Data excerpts
[Start of Attachment]

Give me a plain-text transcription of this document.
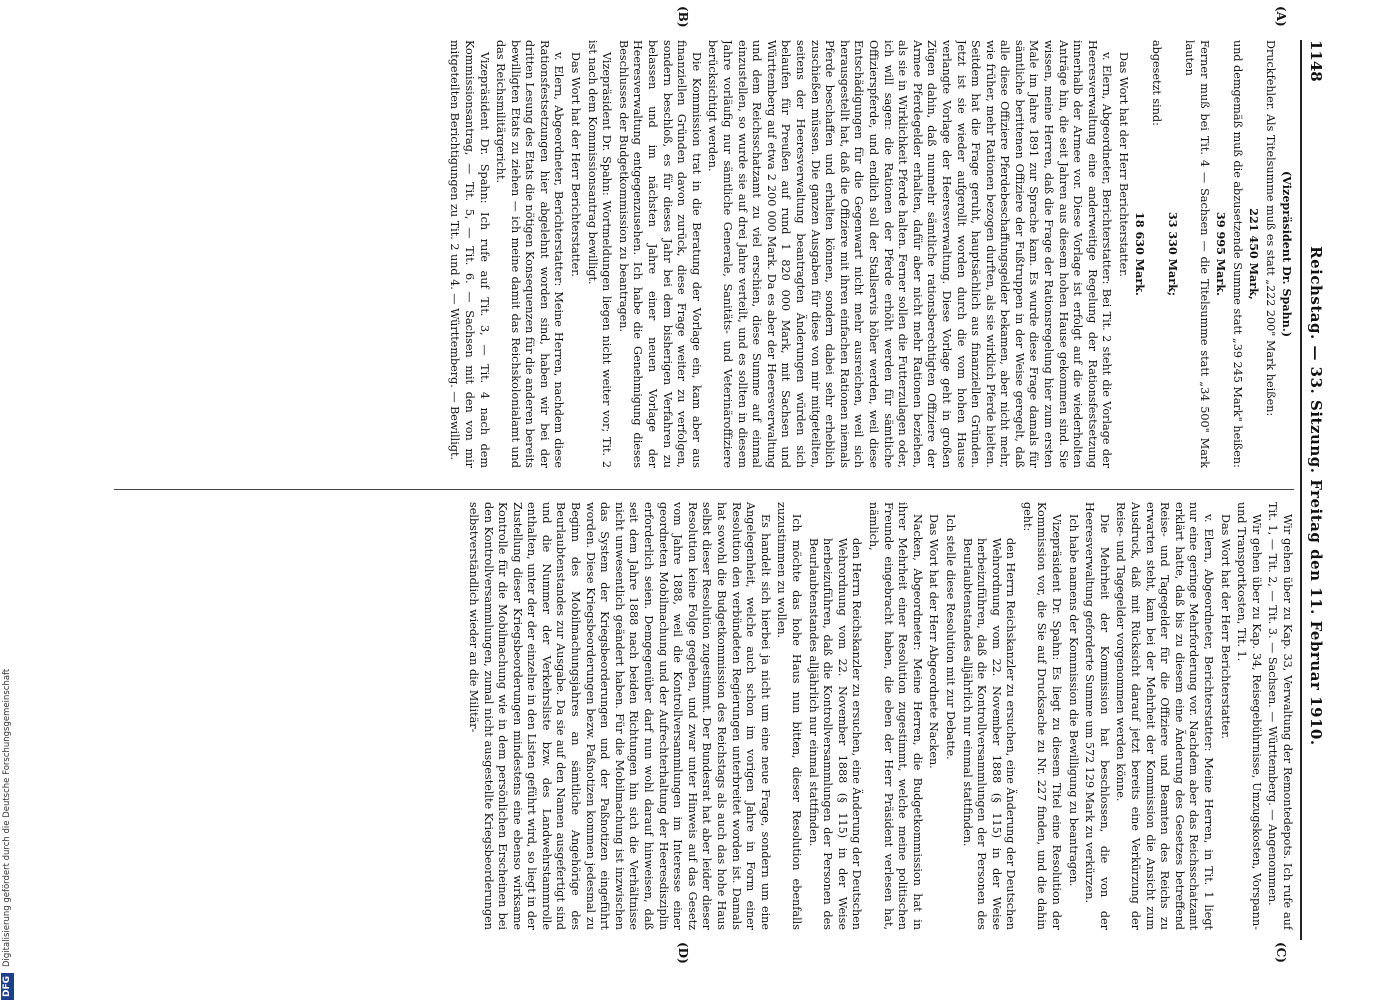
1148
Reichstag. — 33. Sitzung. Freitag den 11. Februar 1910.
(A)
(B)
(C)
(D)

(Vizepräsident Dr. Spahn.)

Druckfehler. Als Titelsumme muß es statt „222 200" Mark heißen:

221 450 Mark,

und demgemäß muß die abzusetzende Summe statt „39 245 Mark" heißen:

39 995 Mark.

Ferner muß bei Tit. 4 — Sachsen — die Titelsumme statt „34 500" Mark lauten

33 330 Mark;

abgesetzt sind:

18 630 Mark.

Das Wort hat der Herr Berichterstatter.

v. Elern, Abgeordneter, Berichterstatter: Bei Tit. 2 steht die Vorlage der Heeresverwaltung eine anderweitige Regelung der Rationsfestsetzung innerhalb der Armee vor. Diese Vorlage ist erfolgt auf die wiederholten Anträge hin, die seit Jahren aus diesem hohen Hause gekommen sind. Sie wissen, meine Herren, daß die Frage der Rationsregelung hier zum ersten Male im Jahre 1891 zur Sprache kam. Es wurde diese Frage damals für sämtliche berittenen Offiziere der Fußtruppen in der Weise geregelt, daß alle diese Offiziere Pferdebeschaffungsgelder bekamen, aber nicht mehr, wie früher, mehr Rationen bezogen durften, als sie wirklich Pferde hielten. Seitdem hat die Frage geruht, hauptsächlich aus finanziellen Gründen. Jetzt ist sie wieder aufgerollt worden durch die vom hohen Hause verlangte Vorlage der Heeresverwaltung. Diese Vorlage geht in großen Zügen dahin, daß nunmehr sämtliche rationsberechtigten Offiziere der Armee Pferdegelder erhalten, dafür aber nicht mehr Rationen beziehen, als sie in Wirklichkeit Pferde halten. Ferner sollen die Futterzulagen oder, ich will sagen: die Rationen der Pferde erhöht werden für sämtliche Offizierspferde, und endlich soll der Stallservis höher werden, weil diese Entschädigungen für die Gegenwart nicht mehr ausreichen, weil sich herausgestellt hat, daß die Offiziere mit ihren einfachen Rationen niemals Pferde beschaffen und erhalten können, sondern dabei sehr erheblich zuschießen müssen. Die ganzen Ausgaben für diese von mir mitgeteilten, seitens der Heeresverwaltung beantragten Änderungen würden sich belaufen für Preußen auf rund 1 820 000 Mark, mit Sachsen und Württemberg auf etwa 2 200 000 Mark. Da es aber der Heeresverwaltung und dem Reichsschatzamt zu viel erschien, diese Summe auf einmal einzustellen, so wurde sie auf drei Jahre verteilt, und es sollten in diesem Jahre vorläufig nur sämtliche Generale, Sanitäts- und Veterinäroffiziere berücksichtigt werden.

Die Kommission trat in die Beratung der Vorlage ein, kam aber aus finanziellen Gründen davon zurück, diese Frage weiter zu verfolgen, sondern beschloß, es für dieses Jahr bei dem bisherigen Verfahren zu belassen und im nächsten Jahre einer neuen Vorlage der Heeresverwaltung entgegenzusehen. Ich habe die Genehmigung dieses Beschlusses der Budgetkommission zu beantragen.

Vizepräsident Dr. Spahn: Wortmeldungen liegen nicht weiter vor; Tit. 2 ist nach dem Kommissionsantrag bewilligt.

Das Wort hat der Herr Berichterstatter.

v. Elern, Abgeordneter, Berichterstatter: Meine Herren, nachdem diese Rationsfestsetzungen hier abgelehnt worden sind, haben wir bei der dritten Lesung des Etats die nötigen Konsequenzen für die anderen bereits bewilligten Etats zu ziehen — ich meine damit das Reichskolonialamt und das Reichsmilitärgericht.

Vizepräsident Dr. Spahn: Ich rufe auf Tit. 3, — Tit. 4 nach dem Kommissionsantrag, — Tit. 5, — Tit. 6. — Sachsen mit den von mir mitgeteilten Berichtigungen zu Tit. 2 und 4. — Württemberg. — Bewilligt.

Wir gehen über zu Kap. 33, Verwaltung der Remontedepots. Ich rufe auf Tit. 1, — Tit. 2, — Tit. 3. — Sachsen. — Württemberg. — Angenommen.

Wir gehen über zu Kap. 34, Reisegebührnisse, Umzugskosten, Vorspann- und Transportkosten, Tit. 1.

Das Wort hat der Herr Berichterstatter.

v. Elern, Abgeordneter, Berichterstatter: Meine Herren, in Tit. 1 liegt nur eine geringe Mehrforderung vor. Nachdem aber das Reichsschatzamt erklärt hatte, daß bis zu diesem eine Änderung des Gesetzes betreffend Reise- und Tagegelder für die Offiziere und Beamten des Reichs zu erwarten steht, kam bei der Mehrheit der Kommission die Ansicht zum Ausdruck, daß mit Rücksicht darauf jetzt bereits eine Verkürzung der Reise- und Tagegelder vorgenommen werden könne.

Die Mehrheit der Kommission hat beschlossen, die von der Heeresverwaltung geforderte Summe um 572 129 Mark zu verkürzen.

Ich habe namens der Kommission die Bewilligung zu beantragen.

Vizepräsident Dr. Spahn: Es liegt zu diesem Titel eine Resolution der Kommission vor, die Sie auf Drucksache zu Nr. 227 finden, und die dahin geht:

den Herrn Reichskanzler zu ersuchen, eine Änderung der Deutschen Wehrordnung vom 22. November 1888 (§ 115) in der Weise herbeizuführen, daß die Kontrollversammlungen der Personen des Beurlaubtenstandes alljährlich nur einmal stattfinden.

Ich stelle diese Resolution mit zur Debatte.

Das Wort hat der Herr Abgeordnete Nacken.

Nacken, Abgeordneter: Meine Herren, die Budgetkommission hat in ihrer Mehrheit einer Resolution zugestimmt, welche meine politischen Freunde eingebracht haben, die eben der Herr Präsident verlesen hat, nämlich,

den Herrn Reichskanzler zu ersuchen, eine Änderung der Deutschen Wehrordnung vom 22. November 1888 (§ 115) in der Weise herbeizuführen, daß die Kontrollversammlungen der Personen des Beurlaubtenstandes alljährlich nur einmal stattfinden.

Ich möchte das hohe Haus nun bitten, dieser Resolution ebenfalls zuzustimmen zu wollen.

Es handelt sich hierbei ja nicht um eine neue Frage, sondern um eine Angelegenheit, welche auch schon im vorigen Jahre in Form einer Resolution den verbündeten Regierungen unterbreitet worden ist. Damals hat sowohl die Budgetkommission des Reichstags als auch das hohe Haus selbst dieser Resolution zugestimmt. Der Bundesrat hat aber leider dieser Resolution keine Folge gegeben, und zwar unter Hinweis auf das Gesetz vom Jahre 1888, weil die Kontrollversammlungen im Interesse einer geordneten Mobilmachung und der Aufrechterhaltung der Heeresdisziplin erforderlich seien. Demgegenüber darf nun wohl darauf hinweisen, daß seit dem Jahre 1888 nach beiden Richtungen hin sich die Verhältnisse nicht unwesentlich geändert haben. Für die Mobilmachung ist inzwischen das System der Kriegsbeorderungen und der Paßnotizen eingeführt worden. Diese Kriegsbeorderungen bezw. Paßnotizen kommen jedesmal zu Beginn des Mobilmachungsjahres an sämtliche Angehörige des Beurlaubtenstandes zur Ausgabe. Da sie auf den Namen ausgefertigt sind und die Nummer der Verkehrsliste bzw. des Landwehrstammrolle enthalten, unter der der einzelne in den Listen geführt wird, so liegt in der Zustellung dieser Kriegsbeorderungen mindestens eine ebenso wirksame Kontrolle für die Mobilmachung wie in dem persönlichen Erscheinen bei den Kontrollversammlungen, zumal nicht ausgestellte Kriegsbeorderungen selbstverständlich wieder an die Militär-

DFG
Digitalisierung gefördert durch die Deutsche Forschungsgemeinschaft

[End of Attachment]

= WHAT TO WORK ON =
Which lines in the data above hold the string "Titelsumme"? Return each of them.

= EXPECTED ANSWER =
Druckfehler. Als Titelsumme muß es statt „222 200" Mark heißen:
Ferner muß bei Tit. 4 — Sachsen — die Titelsumme statt „34 500" Mark lauten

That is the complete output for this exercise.